Short problem: Without the pictures, return all of the material exactly as written.
— BEGIN Dataset entries —
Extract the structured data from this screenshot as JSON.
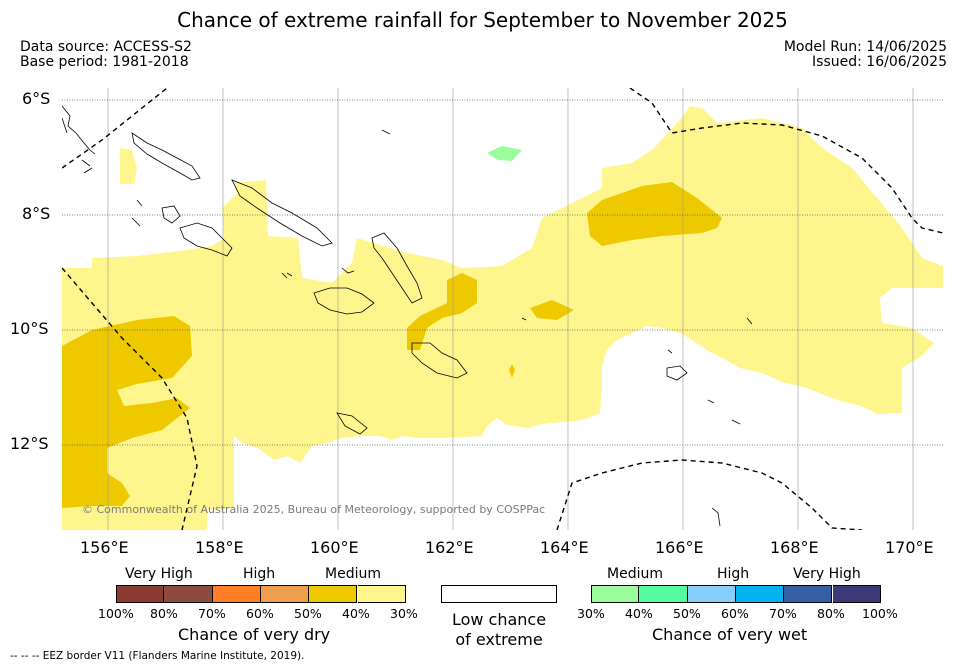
{
  "title": "Chance of extreme rainfall for September to November 2025",
  "meta": {
    "data_source": "Data source: ACCESS-S2",
    "base_period": "Base period: 1981-2018",
    "model_run": "Model Run: 14/06/2025",
    "issued": "Issued: 16/06/2025"
  },
  "map": {
    "lat_labels": [
      "6°S",
      "8°S",
      "10°S",
      "12°S"
    ],
    "lon_labels": [
      "156°E",
      "158°E",
      "160°E",
      "162°E",
      "164°E",
      "166°E",
      "168°E",
      "170°E"
    ],
    "copyright": "© Commonwealth of Australia 2025, Bureau of Meteorology, supported by COSPPac"
  },
  "legend": {
    "dry": {
      "categories": [
        "Very High",
        "High",
        "Medium"
      ],
      "ticks": [
        "100%",
        "80%",
        "70%",
        "60%",
        "50%",
        "40%",
        "30%"
      ],
      "colors": [
        "#8b3a32",
        "#8c4b3c",
        "#ff7f24",
        "#ee9e4e",
        "#eec900",
        "#fef68c"
      ],
      "title": "Chance of very dry"
    },
    "low": {
      "title_line1": "Low chance",
      "title_line2": "of extreme",
      "color": "#ffffff"
    },
    "wet": {
      "categories": [
        "Medium",
        "High",
        "Very High"
      ],
      "ticks": [
        "30%",
        "40%",
        "50%",
        "60%",
        "70%",
        "80%",
        "100%"
      ],
      "colors": [
        "#9afc9a",
        "#55fc9e",
        "#87cefa",
        "#00b2ee",
        "#3460a3",
        "#3d3a7a"
      ],
      "title": "Chance of very wet"
    }
  },
  "footer": {
    "eez_note": "-- -- -- EEZ border V11 (Flanders Marine Institute, 2019)."
  }
}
— END Dataset entries —
Output of the task:
Extract the structured data from this screenshot as JSON.
{
  "title": "Chance of extreme rainfall for September to November 2025",
  "meta": {
    "data_source": "Data source: ACCESS-S2",
    "base_period": "Base period: 1981-2018",
    "model_run": "Model Run: 14/06/2025",
    "issued": "Issued: 16/06/2025"
  },
  "map": {
    "lat_labels": [
      "6°S",
      "8°S",
      "10°S",
      "12°S"
    ],
    "lon_labels": [
      "156°E",
      "158°E",
      "160°E",
      "162°E",
      "164°E",
      "166°E",
      "168°E",
      "170°E"
    ],
    "copyright": "© Commonwealth of Australia 2025, Bureau of Meteorology, supported by COSPPac"
  },
  "legend": {
    "dry": {
      "categories": [
        "Very High",
        "High",
        "Medium"
      ],
      "ticks": [
        "100%",
        "80%",
        "70%",
        "60%",
        "50%",
        "40%",
        "30%"
      ],
      "colors": [
        "#8b3a32",
        "#8c4b3c",
        "#ff7f24",
        "#ee9e4e",
        "#eec900",
        "#fef68c"
      ],
      "title": "Chance of very dry"
    },
    "low": {
      "title_line1": "Low chance",
      "title_line2": "of extreme",
      "color": "#ffffff"
    },
    "wet": {
      "categories": [
        "Medium",
        "High",
        "Very High"
      ],
      "ticks": [
        "30%",
        "40%",
        "50%",
        "60%",
        "70%",
        "80%",
        "100%"
      ],
      "colors": [
        "#9afc9a",
        "#55fc9e",
        "#87cefa",
        "#00b2ee",
        "#3460a3",
        "#3d3a7a"
      ],
      "title": "Chance of very wet"
    }
  },
  "footer": {
    "eez_note": "-- -- -- EEZ border V11 (Flanders Marine Institute, 2019)."
  }
}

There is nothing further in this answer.